*Requirements*.
Identify the lines that contain the word "month", then copy them.

Records excerpted from a collection:
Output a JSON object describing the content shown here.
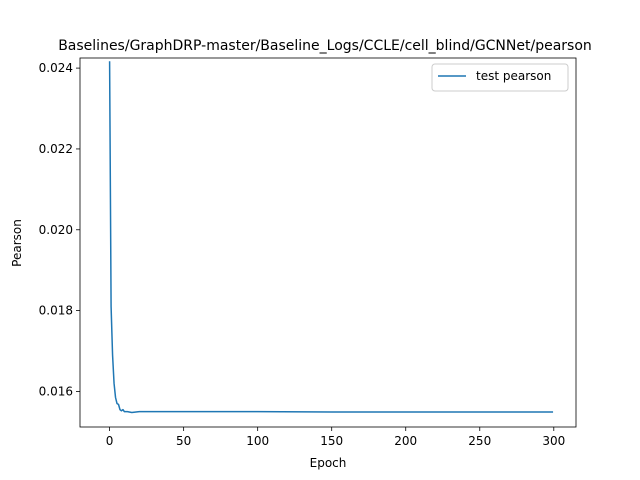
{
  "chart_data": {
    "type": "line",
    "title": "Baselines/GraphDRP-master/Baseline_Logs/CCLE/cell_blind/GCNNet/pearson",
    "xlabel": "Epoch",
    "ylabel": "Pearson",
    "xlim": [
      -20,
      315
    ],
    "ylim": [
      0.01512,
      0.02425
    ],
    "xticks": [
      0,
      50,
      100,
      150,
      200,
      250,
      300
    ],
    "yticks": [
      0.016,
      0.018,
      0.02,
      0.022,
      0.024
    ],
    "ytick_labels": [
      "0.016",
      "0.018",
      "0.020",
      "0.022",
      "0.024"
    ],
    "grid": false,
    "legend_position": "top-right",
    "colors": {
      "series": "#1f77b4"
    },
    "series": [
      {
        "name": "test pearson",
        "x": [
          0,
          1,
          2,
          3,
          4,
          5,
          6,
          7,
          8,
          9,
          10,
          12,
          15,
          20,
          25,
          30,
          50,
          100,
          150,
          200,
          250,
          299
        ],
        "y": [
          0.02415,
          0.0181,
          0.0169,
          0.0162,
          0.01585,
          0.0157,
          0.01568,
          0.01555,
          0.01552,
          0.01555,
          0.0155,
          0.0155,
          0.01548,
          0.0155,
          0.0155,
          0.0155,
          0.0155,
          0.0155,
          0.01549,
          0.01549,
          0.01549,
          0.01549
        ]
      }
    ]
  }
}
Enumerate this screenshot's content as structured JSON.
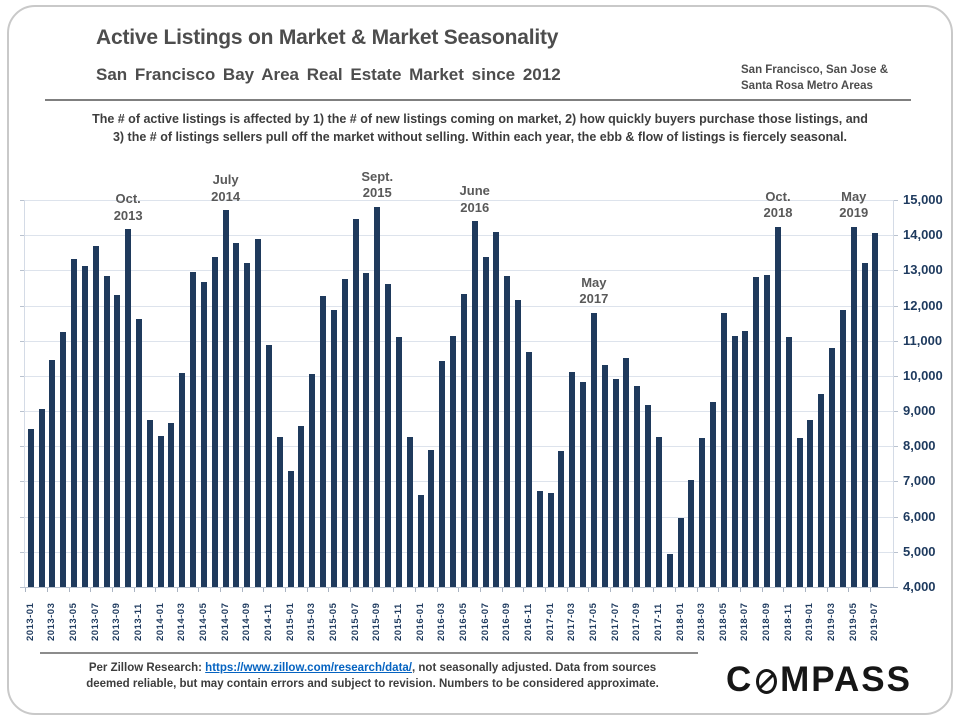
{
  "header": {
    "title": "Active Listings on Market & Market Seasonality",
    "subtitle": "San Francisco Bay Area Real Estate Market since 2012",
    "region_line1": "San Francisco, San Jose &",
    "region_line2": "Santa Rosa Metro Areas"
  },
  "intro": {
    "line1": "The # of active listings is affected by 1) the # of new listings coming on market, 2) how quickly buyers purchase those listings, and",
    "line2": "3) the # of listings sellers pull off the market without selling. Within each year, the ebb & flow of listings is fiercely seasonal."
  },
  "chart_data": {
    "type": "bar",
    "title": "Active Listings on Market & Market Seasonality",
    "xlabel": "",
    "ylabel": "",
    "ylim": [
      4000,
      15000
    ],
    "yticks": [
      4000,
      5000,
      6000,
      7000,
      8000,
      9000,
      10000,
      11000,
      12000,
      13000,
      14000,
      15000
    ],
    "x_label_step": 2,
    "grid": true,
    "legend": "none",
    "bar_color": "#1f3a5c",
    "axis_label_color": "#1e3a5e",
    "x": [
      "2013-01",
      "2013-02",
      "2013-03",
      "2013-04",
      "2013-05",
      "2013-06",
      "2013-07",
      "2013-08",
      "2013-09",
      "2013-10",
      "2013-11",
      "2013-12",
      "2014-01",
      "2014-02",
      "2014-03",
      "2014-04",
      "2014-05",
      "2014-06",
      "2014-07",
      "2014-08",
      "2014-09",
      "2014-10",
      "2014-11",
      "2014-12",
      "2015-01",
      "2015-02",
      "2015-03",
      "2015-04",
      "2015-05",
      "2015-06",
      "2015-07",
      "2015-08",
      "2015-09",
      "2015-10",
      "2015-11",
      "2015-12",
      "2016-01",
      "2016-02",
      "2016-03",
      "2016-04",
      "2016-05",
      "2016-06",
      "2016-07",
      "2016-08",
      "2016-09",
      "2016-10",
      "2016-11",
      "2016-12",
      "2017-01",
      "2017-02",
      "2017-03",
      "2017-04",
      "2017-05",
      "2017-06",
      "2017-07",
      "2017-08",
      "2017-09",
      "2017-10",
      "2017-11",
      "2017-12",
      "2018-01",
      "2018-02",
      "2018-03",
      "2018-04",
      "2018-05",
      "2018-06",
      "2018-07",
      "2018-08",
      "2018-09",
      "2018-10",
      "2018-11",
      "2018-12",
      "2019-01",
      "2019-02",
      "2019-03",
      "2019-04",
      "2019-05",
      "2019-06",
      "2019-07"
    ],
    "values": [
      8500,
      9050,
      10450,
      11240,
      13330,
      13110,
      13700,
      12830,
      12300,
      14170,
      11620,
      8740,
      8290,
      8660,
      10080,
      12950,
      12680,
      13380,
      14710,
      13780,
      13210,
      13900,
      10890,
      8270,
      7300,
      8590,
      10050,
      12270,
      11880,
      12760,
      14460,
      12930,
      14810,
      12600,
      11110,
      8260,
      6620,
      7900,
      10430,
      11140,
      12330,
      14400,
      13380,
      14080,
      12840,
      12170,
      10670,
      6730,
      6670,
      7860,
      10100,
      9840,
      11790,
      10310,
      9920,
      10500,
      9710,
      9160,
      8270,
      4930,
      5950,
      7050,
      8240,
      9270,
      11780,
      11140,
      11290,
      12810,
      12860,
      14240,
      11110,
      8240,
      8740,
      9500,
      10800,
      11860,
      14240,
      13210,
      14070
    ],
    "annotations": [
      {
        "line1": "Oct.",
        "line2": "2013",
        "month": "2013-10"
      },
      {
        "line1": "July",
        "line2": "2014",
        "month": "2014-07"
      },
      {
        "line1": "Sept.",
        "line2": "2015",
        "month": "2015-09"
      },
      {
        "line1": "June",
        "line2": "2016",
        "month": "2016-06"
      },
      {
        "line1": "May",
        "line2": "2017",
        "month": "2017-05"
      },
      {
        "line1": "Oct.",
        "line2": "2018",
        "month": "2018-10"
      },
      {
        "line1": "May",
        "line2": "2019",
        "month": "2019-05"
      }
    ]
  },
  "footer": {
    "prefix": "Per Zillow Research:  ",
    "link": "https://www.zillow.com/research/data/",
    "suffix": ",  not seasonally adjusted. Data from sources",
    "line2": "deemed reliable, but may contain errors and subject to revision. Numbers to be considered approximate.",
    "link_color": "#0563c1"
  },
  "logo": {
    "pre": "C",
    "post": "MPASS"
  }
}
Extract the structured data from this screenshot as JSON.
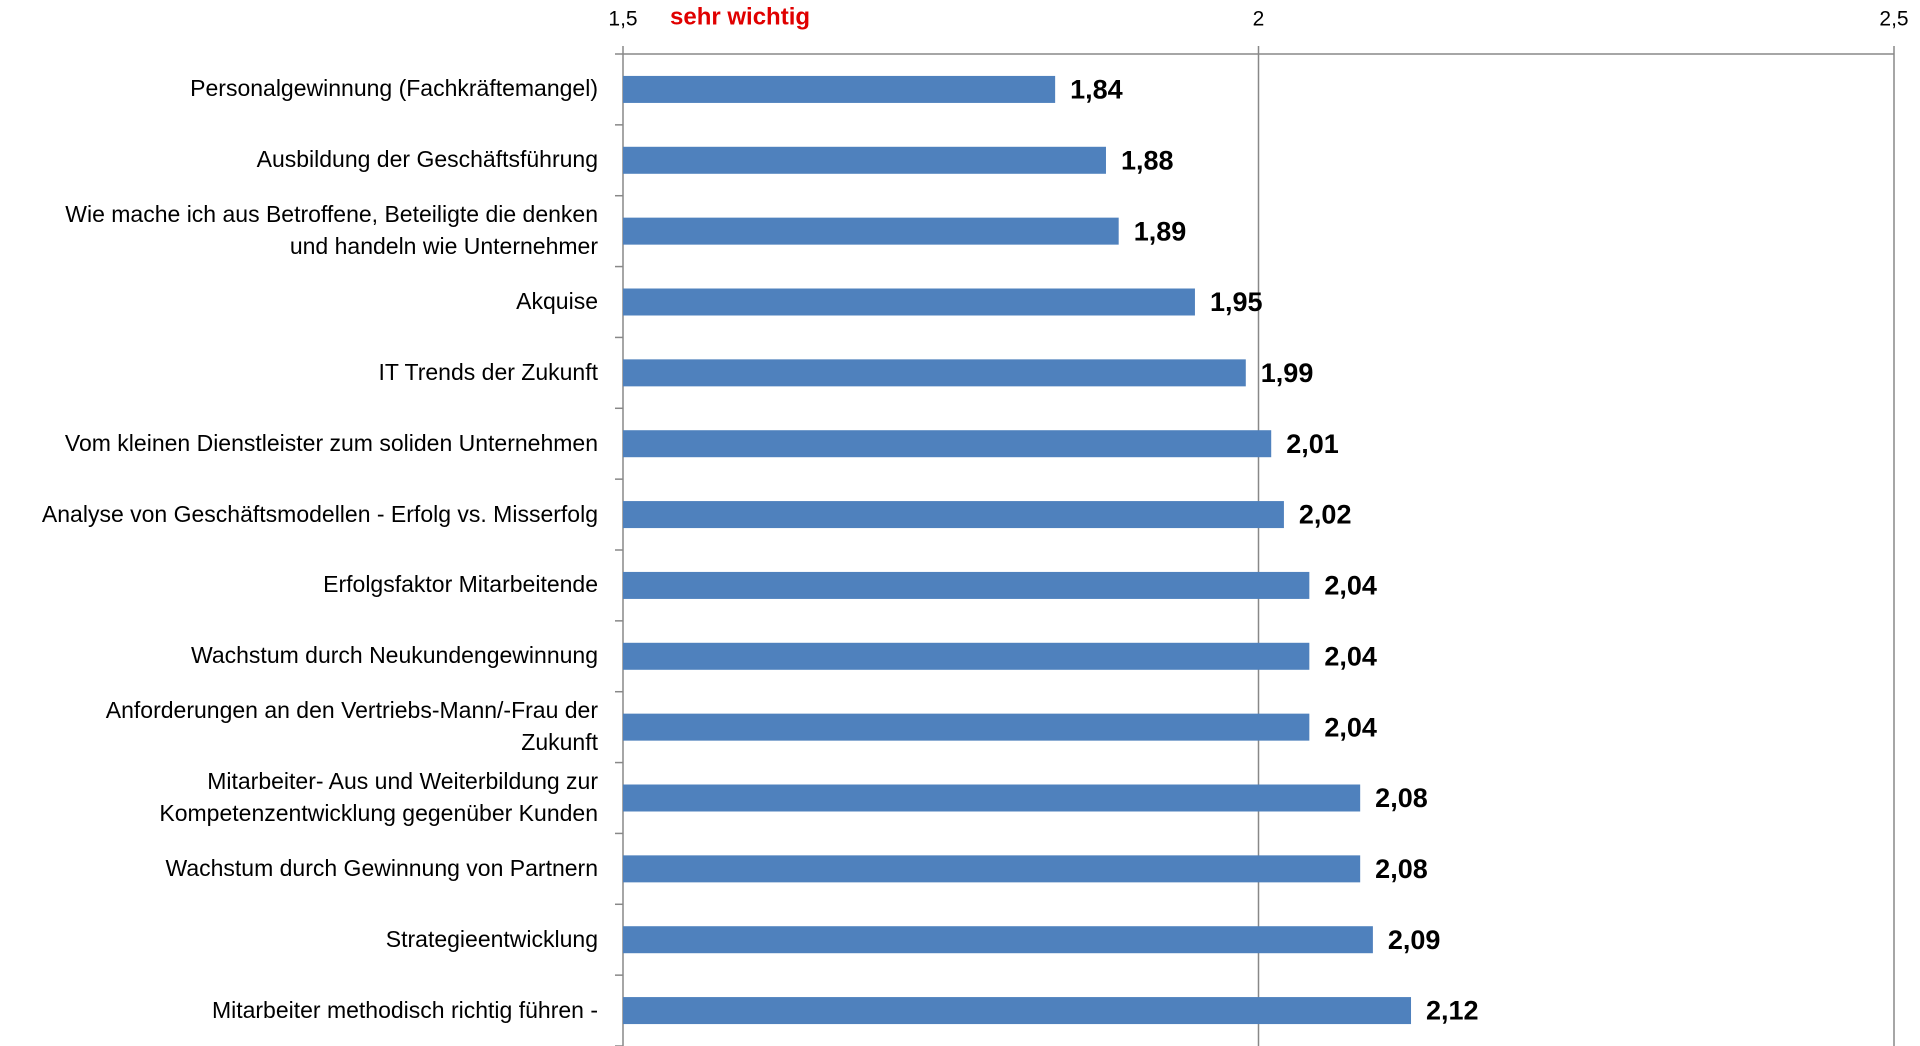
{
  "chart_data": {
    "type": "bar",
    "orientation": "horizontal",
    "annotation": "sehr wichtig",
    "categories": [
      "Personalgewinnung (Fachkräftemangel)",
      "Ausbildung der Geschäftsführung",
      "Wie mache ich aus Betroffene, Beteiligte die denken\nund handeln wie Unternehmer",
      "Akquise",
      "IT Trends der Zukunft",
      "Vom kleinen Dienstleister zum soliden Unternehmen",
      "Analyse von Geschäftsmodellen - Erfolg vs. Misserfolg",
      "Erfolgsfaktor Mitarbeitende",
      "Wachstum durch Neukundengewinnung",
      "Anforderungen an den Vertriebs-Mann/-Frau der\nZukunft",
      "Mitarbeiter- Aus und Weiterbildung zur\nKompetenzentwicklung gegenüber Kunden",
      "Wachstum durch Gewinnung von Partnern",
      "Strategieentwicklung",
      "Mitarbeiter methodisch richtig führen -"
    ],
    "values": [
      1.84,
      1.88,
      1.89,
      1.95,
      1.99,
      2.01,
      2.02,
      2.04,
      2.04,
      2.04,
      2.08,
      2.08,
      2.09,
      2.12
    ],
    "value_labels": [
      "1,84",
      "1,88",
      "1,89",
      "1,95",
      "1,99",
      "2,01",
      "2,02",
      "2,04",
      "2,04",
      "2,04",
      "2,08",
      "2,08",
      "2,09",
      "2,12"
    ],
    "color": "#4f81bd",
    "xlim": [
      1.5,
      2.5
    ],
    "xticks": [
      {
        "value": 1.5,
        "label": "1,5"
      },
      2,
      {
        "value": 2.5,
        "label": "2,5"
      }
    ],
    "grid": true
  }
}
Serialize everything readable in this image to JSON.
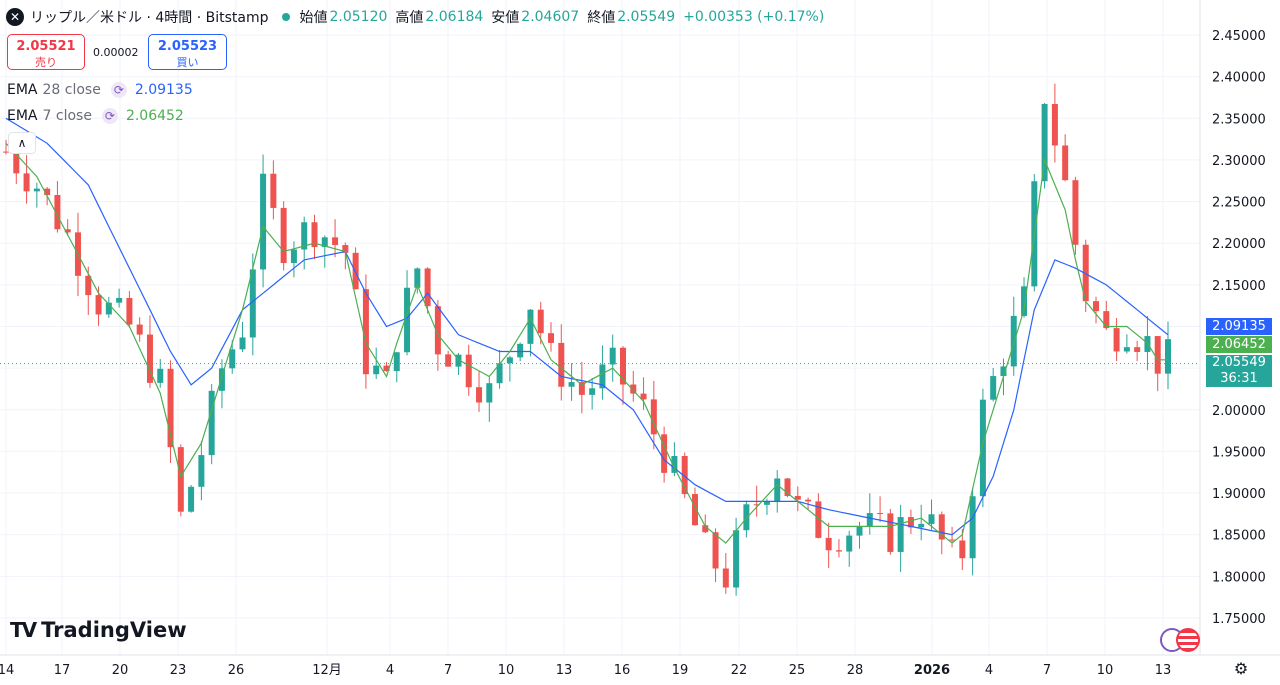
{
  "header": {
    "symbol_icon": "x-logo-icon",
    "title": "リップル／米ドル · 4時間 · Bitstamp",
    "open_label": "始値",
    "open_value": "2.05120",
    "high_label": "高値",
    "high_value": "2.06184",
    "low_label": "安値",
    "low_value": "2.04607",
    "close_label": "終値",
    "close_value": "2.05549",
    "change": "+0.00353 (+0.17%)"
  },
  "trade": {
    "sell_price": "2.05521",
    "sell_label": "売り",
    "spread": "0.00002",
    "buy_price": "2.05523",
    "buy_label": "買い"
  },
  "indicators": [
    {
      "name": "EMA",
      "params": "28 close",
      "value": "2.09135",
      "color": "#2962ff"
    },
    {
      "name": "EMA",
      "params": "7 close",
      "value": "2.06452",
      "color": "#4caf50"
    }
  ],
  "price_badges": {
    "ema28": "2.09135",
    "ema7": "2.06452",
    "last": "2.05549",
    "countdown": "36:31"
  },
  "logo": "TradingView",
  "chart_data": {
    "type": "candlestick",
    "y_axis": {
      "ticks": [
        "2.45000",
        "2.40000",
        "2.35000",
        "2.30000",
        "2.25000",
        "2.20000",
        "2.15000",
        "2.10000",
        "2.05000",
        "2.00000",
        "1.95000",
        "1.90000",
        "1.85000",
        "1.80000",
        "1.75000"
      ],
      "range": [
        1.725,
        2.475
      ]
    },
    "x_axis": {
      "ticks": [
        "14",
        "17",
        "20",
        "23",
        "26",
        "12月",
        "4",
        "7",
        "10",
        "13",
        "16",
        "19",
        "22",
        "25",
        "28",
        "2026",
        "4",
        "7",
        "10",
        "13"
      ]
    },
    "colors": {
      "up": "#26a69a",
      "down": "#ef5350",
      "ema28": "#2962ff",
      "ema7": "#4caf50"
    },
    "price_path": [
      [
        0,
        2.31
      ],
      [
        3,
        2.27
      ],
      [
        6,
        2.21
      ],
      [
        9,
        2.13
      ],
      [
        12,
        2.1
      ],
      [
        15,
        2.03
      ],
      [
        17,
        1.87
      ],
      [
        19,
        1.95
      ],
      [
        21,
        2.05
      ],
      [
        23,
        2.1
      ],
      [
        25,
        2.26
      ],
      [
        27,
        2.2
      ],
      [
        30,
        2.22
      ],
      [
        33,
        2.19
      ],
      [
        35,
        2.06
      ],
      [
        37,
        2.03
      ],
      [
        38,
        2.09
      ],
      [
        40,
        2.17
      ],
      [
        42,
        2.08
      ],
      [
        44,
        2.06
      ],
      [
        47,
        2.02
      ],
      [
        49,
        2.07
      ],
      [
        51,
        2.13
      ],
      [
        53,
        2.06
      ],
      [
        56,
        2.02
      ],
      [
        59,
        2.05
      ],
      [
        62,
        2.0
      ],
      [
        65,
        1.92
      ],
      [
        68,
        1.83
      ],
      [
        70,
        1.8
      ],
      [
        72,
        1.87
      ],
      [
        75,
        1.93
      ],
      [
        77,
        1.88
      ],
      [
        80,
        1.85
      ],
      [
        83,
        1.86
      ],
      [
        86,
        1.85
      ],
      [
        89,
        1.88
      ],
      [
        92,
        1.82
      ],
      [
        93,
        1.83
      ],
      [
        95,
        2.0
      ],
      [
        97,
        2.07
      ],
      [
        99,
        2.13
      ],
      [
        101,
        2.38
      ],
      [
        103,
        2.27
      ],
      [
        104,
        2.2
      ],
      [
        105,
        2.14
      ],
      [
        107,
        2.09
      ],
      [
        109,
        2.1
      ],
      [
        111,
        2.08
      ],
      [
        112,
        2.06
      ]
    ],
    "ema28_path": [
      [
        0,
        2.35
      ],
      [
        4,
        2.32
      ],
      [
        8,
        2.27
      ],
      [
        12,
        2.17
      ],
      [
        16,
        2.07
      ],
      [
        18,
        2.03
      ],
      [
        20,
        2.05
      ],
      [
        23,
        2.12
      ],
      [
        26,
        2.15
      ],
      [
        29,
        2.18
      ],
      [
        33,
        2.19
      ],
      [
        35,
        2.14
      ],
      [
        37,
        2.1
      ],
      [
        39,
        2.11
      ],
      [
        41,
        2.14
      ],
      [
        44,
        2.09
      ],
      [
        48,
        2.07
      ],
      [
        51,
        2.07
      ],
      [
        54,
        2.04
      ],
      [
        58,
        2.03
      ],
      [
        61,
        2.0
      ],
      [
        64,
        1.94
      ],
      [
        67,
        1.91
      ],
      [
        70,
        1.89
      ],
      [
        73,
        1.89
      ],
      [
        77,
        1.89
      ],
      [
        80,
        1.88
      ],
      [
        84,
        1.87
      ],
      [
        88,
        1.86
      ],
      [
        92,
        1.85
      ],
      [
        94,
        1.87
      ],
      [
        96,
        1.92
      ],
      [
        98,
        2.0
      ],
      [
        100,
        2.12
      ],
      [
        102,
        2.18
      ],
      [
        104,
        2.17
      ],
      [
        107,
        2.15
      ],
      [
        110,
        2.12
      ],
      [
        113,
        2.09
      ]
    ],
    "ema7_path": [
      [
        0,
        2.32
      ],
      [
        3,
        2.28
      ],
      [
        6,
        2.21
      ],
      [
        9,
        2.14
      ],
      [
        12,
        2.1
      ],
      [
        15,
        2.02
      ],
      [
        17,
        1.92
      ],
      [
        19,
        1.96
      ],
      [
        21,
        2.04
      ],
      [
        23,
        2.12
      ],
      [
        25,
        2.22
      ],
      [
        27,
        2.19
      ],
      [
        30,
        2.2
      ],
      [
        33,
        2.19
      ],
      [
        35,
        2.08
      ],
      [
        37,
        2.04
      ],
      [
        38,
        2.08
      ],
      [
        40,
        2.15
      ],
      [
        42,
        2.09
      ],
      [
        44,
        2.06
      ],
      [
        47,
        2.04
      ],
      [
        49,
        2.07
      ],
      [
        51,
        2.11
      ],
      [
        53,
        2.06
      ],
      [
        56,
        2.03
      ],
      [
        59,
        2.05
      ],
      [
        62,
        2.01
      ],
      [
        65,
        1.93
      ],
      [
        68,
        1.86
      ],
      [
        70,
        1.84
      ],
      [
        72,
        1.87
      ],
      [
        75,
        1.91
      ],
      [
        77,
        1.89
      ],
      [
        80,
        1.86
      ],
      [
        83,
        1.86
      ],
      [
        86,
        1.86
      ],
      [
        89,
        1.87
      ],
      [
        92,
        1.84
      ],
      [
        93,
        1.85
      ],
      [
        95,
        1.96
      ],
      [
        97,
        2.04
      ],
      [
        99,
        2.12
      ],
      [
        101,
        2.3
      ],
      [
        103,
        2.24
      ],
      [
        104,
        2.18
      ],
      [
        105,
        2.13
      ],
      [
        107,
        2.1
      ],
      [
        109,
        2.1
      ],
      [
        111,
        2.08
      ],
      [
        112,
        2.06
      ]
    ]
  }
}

*Solution to the problem*.
        "month": "2013-10"
        "month": "2014-07"
        "month": "2015-09"
        "month": "2016-06"
        "month": "2017-05"
        "month": "2018-10"
        "month": "2019-05"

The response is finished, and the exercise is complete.